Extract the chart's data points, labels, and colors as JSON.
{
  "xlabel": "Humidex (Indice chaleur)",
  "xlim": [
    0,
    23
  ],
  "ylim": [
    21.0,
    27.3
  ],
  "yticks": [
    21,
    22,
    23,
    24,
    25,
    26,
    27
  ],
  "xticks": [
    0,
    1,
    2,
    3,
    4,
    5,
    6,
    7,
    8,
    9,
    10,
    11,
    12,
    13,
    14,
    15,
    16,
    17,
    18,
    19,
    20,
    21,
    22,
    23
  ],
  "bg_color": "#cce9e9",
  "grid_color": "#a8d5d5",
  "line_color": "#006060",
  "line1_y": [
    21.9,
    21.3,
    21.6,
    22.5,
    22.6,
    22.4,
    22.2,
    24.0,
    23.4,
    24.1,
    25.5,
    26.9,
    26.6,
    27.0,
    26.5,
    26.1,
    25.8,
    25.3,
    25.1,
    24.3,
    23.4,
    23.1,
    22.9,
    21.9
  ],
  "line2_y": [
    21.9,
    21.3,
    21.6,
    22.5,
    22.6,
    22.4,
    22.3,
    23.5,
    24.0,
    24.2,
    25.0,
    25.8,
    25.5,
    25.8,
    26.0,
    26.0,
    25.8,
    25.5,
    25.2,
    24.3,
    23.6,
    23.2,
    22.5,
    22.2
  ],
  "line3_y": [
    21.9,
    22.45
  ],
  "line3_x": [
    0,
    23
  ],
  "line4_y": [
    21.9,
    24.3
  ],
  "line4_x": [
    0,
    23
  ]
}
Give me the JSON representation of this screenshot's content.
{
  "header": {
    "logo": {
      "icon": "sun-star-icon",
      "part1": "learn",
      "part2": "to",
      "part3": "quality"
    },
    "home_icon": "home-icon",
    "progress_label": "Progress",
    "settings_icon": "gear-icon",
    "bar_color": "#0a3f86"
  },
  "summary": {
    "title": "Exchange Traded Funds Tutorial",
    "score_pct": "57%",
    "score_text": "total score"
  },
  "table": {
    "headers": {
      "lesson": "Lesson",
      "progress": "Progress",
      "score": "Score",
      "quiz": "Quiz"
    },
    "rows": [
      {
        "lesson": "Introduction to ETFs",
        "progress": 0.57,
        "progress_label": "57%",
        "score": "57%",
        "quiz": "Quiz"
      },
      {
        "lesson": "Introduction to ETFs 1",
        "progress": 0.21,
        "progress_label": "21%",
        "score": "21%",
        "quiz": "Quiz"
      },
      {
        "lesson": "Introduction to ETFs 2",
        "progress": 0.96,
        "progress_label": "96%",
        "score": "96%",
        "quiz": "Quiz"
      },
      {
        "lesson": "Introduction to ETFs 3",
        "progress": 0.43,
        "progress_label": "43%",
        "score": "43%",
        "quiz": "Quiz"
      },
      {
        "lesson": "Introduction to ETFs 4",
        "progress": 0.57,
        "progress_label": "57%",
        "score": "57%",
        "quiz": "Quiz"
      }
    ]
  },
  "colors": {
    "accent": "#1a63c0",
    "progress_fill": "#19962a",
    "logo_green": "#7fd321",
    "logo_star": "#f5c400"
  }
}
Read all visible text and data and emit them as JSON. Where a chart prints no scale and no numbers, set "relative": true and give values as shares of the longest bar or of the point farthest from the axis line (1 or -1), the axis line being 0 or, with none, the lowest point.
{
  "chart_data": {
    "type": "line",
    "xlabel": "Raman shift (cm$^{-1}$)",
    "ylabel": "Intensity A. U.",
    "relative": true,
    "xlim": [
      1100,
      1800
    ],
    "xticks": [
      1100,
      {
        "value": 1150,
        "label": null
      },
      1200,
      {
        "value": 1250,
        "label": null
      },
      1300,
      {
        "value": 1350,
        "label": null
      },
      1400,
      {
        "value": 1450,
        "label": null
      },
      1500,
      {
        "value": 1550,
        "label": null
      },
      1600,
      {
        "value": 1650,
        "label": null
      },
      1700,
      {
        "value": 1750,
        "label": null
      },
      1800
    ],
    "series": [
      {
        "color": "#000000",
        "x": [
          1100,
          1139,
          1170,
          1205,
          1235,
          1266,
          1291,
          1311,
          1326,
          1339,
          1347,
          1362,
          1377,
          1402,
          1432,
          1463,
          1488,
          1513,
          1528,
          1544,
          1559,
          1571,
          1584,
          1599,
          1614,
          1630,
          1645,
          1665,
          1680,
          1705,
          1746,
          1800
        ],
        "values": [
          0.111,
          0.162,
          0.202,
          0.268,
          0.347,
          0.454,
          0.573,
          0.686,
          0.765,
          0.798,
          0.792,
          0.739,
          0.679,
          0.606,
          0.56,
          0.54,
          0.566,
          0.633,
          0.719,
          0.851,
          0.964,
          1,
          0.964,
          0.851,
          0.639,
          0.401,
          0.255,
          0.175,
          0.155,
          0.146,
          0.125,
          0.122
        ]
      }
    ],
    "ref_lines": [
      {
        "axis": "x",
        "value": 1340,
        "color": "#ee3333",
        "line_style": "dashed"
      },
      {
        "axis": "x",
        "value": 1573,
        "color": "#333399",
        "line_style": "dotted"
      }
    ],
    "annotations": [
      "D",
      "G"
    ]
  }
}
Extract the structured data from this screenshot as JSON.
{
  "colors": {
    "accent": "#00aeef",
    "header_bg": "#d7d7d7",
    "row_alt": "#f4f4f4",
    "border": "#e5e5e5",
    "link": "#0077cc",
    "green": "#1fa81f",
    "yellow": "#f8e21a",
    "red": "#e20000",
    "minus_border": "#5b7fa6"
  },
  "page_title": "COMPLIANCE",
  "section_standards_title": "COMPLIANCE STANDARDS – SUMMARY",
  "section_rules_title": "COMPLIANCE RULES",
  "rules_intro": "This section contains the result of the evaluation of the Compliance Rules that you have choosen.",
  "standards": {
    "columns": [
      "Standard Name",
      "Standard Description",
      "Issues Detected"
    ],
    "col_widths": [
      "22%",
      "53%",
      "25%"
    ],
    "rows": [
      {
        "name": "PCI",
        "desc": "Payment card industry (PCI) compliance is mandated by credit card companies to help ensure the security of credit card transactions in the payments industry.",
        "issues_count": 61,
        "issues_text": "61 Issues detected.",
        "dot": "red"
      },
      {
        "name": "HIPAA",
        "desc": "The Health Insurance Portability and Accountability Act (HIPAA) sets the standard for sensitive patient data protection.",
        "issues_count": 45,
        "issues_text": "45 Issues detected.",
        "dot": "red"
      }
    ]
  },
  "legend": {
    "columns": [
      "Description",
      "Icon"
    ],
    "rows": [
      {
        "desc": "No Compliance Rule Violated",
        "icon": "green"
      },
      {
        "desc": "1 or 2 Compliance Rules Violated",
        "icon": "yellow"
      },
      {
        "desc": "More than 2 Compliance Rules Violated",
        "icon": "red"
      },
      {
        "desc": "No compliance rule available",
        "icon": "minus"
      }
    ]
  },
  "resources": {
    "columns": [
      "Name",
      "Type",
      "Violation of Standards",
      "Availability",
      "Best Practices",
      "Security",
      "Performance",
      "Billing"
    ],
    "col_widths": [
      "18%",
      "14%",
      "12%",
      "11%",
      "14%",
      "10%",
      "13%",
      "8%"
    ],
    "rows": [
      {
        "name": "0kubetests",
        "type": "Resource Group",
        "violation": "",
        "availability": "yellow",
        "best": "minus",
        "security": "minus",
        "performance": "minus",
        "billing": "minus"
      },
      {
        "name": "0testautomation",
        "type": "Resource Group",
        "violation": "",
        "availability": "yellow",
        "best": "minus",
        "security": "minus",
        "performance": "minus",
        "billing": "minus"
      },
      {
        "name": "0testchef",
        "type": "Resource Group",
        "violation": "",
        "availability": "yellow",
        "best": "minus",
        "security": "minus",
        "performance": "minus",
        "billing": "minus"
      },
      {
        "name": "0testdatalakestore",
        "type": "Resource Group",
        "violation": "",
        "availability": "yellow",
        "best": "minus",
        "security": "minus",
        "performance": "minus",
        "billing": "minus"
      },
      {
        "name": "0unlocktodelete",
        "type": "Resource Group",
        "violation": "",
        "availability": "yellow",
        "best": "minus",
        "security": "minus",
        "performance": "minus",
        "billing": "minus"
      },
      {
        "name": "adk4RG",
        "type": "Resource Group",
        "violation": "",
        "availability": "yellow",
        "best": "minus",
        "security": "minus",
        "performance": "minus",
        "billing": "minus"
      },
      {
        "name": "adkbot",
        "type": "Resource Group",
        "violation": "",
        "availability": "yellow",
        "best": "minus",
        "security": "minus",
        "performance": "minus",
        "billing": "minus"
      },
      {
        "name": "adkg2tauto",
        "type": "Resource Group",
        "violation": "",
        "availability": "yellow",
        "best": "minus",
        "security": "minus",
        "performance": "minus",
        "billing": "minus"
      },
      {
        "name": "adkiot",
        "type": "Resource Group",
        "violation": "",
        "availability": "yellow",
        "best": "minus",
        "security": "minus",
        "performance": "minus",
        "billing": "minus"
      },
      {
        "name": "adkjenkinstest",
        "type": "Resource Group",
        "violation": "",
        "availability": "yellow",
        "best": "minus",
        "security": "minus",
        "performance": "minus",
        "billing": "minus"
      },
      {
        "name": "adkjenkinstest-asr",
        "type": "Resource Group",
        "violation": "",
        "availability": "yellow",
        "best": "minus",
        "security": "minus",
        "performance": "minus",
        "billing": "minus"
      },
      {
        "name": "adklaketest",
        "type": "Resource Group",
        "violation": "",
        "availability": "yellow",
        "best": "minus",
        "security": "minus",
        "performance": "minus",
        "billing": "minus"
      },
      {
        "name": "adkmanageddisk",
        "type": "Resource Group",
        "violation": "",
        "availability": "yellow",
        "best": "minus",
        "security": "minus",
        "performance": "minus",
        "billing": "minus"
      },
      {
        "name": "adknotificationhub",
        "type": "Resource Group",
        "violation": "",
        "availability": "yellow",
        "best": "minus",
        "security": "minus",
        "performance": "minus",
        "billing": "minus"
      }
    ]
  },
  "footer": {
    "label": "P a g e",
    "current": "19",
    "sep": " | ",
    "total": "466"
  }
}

• **Directions**:
For the listing above, give the number of lines in which the string "values" occurs, and nothing else.

• **Output**:
2